## Start Provided records
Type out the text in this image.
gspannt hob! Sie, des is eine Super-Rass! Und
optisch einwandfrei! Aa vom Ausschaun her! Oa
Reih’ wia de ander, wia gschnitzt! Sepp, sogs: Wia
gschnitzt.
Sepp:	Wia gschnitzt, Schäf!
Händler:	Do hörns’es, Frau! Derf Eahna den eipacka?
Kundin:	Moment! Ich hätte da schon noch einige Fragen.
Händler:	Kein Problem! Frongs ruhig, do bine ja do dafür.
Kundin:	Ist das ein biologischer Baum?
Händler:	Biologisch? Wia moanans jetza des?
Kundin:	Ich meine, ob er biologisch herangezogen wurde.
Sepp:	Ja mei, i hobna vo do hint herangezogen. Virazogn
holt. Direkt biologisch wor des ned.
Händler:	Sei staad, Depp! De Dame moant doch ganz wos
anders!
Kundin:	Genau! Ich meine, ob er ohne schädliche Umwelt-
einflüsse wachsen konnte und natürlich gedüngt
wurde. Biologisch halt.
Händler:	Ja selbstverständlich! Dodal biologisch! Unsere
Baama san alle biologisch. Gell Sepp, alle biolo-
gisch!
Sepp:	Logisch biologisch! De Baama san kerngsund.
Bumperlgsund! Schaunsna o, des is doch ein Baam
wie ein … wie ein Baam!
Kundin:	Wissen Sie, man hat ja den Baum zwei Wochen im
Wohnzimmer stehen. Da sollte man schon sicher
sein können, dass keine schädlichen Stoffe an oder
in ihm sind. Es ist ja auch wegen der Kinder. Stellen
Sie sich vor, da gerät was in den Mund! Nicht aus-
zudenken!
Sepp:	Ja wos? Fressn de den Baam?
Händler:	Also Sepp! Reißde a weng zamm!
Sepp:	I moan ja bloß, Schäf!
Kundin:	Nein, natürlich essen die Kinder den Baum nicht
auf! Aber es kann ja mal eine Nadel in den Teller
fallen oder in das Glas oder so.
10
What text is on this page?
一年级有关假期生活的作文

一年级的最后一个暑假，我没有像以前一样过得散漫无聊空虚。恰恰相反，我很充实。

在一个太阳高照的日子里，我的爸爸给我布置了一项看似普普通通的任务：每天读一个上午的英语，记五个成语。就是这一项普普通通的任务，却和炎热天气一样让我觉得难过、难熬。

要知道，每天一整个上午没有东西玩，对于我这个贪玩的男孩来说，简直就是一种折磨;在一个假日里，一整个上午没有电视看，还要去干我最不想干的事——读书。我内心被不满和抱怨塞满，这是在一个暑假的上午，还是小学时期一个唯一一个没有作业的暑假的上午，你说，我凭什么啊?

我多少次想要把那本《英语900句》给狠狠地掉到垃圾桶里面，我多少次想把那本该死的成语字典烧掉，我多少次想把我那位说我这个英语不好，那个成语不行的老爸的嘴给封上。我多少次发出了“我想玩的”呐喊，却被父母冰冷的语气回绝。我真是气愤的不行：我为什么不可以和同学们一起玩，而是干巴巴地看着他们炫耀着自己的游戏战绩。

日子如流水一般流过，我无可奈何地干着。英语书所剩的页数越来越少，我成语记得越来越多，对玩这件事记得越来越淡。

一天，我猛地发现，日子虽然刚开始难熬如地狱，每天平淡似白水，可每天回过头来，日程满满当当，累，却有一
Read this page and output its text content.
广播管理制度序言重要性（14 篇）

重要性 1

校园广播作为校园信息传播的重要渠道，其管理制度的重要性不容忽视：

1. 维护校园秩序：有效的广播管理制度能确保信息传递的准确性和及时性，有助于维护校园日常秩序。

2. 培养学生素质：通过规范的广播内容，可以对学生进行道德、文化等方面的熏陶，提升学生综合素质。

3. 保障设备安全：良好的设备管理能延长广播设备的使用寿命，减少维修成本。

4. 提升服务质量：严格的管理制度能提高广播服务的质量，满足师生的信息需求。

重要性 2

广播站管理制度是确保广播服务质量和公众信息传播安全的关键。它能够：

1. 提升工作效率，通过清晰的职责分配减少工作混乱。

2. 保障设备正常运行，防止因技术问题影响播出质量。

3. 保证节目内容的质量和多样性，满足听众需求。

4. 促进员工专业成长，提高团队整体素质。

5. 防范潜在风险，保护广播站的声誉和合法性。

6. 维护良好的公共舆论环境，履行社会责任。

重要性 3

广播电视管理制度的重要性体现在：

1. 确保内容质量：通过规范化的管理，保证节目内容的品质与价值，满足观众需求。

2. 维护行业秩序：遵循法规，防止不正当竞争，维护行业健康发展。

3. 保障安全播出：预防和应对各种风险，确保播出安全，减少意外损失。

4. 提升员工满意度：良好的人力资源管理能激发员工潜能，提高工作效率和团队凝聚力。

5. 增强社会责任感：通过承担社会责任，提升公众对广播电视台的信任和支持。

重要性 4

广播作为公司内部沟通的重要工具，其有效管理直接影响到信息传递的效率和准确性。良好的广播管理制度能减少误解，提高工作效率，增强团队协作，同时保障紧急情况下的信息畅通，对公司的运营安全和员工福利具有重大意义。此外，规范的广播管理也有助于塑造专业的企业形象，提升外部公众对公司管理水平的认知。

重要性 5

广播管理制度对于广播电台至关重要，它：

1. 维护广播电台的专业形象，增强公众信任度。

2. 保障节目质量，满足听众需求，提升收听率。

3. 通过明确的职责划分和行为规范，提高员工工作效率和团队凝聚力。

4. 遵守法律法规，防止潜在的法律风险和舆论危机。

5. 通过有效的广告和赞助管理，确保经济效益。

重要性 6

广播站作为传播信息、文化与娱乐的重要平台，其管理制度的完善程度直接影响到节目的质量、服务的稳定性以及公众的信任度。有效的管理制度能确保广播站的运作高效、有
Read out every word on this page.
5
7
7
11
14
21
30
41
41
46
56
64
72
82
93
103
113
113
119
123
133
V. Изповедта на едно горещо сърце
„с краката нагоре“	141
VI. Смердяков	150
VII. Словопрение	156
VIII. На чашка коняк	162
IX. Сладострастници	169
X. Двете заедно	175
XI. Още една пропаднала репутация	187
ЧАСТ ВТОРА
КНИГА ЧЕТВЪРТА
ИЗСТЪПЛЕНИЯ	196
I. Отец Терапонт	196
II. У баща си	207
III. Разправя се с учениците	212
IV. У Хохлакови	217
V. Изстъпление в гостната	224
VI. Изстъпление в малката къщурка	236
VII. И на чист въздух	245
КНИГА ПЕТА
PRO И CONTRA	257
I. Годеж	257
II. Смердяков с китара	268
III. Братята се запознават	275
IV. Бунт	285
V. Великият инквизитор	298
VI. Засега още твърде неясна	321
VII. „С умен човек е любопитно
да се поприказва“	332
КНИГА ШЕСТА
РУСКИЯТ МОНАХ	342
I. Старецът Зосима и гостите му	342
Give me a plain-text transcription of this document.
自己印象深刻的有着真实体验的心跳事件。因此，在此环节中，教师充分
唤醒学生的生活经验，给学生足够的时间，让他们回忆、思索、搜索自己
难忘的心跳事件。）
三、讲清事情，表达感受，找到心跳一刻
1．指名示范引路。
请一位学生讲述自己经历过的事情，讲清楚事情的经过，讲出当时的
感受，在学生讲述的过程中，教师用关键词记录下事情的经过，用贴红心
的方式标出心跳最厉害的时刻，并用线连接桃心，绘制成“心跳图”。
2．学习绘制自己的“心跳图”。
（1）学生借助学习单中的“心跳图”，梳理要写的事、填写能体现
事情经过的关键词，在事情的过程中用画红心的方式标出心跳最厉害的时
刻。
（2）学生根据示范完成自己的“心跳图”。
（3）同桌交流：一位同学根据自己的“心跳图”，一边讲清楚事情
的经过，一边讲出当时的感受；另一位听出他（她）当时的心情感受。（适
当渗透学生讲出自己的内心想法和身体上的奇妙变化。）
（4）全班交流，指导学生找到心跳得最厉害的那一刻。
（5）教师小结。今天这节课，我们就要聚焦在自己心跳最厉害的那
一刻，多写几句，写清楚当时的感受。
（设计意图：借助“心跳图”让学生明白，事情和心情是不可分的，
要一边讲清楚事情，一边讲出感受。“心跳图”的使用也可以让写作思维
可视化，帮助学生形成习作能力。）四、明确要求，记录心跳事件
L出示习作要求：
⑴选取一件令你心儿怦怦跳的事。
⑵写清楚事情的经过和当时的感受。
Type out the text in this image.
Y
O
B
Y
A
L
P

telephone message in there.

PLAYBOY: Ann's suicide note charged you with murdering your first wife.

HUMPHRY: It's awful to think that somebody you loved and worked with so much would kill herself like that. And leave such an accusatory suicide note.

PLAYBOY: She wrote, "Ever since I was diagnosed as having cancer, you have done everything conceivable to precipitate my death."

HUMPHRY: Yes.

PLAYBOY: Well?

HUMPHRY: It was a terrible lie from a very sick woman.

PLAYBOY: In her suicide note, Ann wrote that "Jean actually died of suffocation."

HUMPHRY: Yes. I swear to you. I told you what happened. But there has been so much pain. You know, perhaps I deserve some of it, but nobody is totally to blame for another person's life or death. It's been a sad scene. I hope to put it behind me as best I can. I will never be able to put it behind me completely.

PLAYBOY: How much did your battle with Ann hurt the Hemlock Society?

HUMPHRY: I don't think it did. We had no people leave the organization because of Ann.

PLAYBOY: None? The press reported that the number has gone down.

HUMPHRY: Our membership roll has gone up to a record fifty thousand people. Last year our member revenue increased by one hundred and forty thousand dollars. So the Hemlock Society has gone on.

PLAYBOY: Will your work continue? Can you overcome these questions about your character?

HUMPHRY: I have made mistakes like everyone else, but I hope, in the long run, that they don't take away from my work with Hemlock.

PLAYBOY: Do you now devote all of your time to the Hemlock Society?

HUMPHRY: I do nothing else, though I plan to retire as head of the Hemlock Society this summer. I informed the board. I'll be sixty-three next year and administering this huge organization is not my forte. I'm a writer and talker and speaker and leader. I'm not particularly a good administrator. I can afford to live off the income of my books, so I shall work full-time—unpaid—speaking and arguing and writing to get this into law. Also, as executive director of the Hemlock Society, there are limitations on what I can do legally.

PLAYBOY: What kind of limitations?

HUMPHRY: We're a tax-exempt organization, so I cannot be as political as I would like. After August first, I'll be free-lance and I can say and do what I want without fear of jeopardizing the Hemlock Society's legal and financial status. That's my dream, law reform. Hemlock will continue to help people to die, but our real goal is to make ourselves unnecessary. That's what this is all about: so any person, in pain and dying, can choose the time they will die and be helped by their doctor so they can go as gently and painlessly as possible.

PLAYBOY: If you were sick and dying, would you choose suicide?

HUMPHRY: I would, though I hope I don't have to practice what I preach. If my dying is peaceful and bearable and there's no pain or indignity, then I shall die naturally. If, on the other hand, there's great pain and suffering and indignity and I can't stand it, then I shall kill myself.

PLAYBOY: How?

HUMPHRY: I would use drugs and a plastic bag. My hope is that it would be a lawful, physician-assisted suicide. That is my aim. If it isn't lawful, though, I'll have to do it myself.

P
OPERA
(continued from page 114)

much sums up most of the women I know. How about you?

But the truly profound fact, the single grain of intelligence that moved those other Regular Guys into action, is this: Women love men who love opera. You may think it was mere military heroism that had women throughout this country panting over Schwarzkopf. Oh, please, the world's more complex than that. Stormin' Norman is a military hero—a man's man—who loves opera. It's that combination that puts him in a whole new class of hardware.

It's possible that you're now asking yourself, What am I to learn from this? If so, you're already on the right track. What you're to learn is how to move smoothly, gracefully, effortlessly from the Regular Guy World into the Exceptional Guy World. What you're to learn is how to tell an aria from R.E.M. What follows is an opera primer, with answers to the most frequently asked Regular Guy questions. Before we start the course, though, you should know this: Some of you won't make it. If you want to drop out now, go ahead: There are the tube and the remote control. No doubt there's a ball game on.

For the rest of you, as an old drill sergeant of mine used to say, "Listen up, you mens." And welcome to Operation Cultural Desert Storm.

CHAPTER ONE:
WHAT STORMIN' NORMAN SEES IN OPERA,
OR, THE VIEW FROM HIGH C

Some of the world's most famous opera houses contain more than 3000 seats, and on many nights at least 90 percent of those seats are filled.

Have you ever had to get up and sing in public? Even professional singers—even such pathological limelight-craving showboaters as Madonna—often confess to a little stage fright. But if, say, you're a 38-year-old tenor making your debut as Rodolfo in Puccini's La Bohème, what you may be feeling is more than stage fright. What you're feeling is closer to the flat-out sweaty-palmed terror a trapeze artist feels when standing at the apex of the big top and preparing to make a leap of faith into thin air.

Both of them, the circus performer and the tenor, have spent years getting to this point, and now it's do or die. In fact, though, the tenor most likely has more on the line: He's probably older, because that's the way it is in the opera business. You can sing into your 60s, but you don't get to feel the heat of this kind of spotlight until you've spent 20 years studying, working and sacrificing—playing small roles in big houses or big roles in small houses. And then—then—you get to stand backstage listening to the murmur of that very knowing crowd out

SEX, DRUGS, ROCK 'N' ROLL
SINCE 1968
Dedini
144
## End Provided records
State the number of lines in the preceding entries that include the word "wrote". Provide nothing else.

Full output: 2